Record extracts.
%%
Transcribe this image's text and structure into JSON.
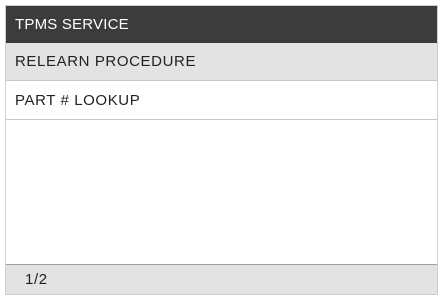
{
  "header": {
    "title": "TPMS SERVICE"
  },
  "menu": {
    "items": [
      {
        "label": "RELEARN PROCEDURE",
        "selected": true
      },
      {
        "label": "PART # LOOKUP",
        "selected": false
      }
    ]
  },
  "footer": {
    "page_indicator": "1/2"
  },
  "colors": {
    "title_bar_bg": "#3c3c3c",
    "selected_bg": "#e3e3e3",
    "status_bar_bg": "#e3e3e3"
  }
}
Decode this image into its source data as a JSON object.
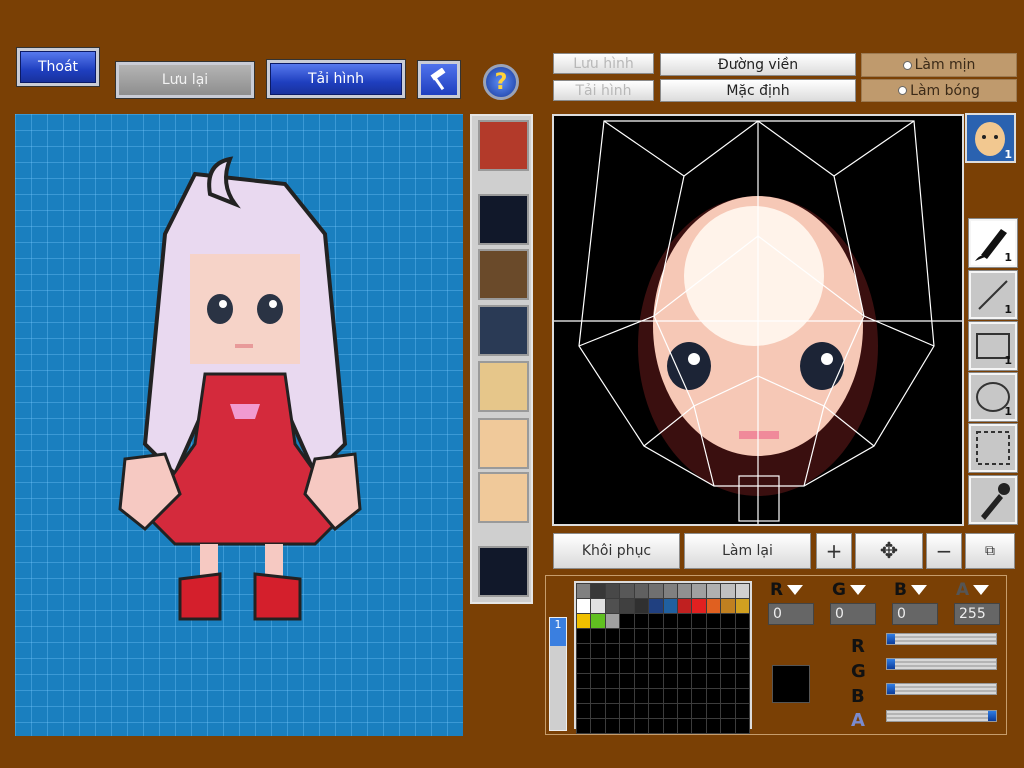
{
  "top_left": {
    "exit_label": "Thoát",
    "save_label": "Lưu lại",
    "load_label": "Tải hình"
  },
  "editor": {
    "save_image": "Lưu hình",
    "load_image": "Tải hình",
    "outline": "Đường viền",
    "default": "Mặc định",
    "smooth": "Làm mịn",
    "shading": "Làm bóng",
    "restore": "Khôi phục",
    "redo": "Làm lại",
    "face_badge": "1",
    "tool_counts": [
      "1",
      "1",
      "1",
      "1"
    ]
  },
  "thumbnails": [
    {
      "name": "red-hair-character-thumb"
    },
    {
      "name": "empty-slot"
    },
    {
      "name": "dragon-character-thumb"
    },
    {
      "name": "armored-character-thumb"
    },
    {
      "name": "face-thumb-1"
    },
    {
      "name": "face-thumb-2"
    },
    {
      "name": "face-thumb-3"
    },
    {
      "name": "empty-slot"
    }
  ],
  "color": {
    "r": "0",
    "g": "0",
    "b": "0",
    "a": "255",
    "r_label": "R",
    "g_label": "G",
    "b_label": "B",
    "a_label": "A",
    "current": "#000000",
    "levels": {
      "r": 0.0,
      "g": 0.0,
      "b": 0.0,
      "a": 1.0
    }
  },
  "palette_colors": [
    "#808080",
    "#383838",
    "#484848",
    "#585858",
    "#606060",
    "#707070",
    "#808080",
    "#909090",
    "#a0a0a0",
    "#b0b0b0",
    "#c0c0c0",
    "#d0d0d0",
    "#ffffff",
    "#e0e0e0",
    "#505050",
    "#404040",
    "#303030",
    "#204080",
    "#2060a0",
    "#c02020",
    "#e02020",
    "#e06020",
    "#c08020",
    "#d0a020",
    "#f0c000",
    "#60c020",
    "#a0a0a0",
    "#000000",
    "#000000",
    "#000000",
    "#000000",
    "#000000",
    "#000000",
    "#000000",
    "#000000",
    "#000000"
  ],
  "side_tabs": [
    "1"
  ]
}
%%
What is required. Check the data for the word "character" and pull out the lines that have it.

Expected answer.
      "name": "red-hair-character-thumb"
      "name": "dragon-character-thumb"
      "name": "armored-character-thumb"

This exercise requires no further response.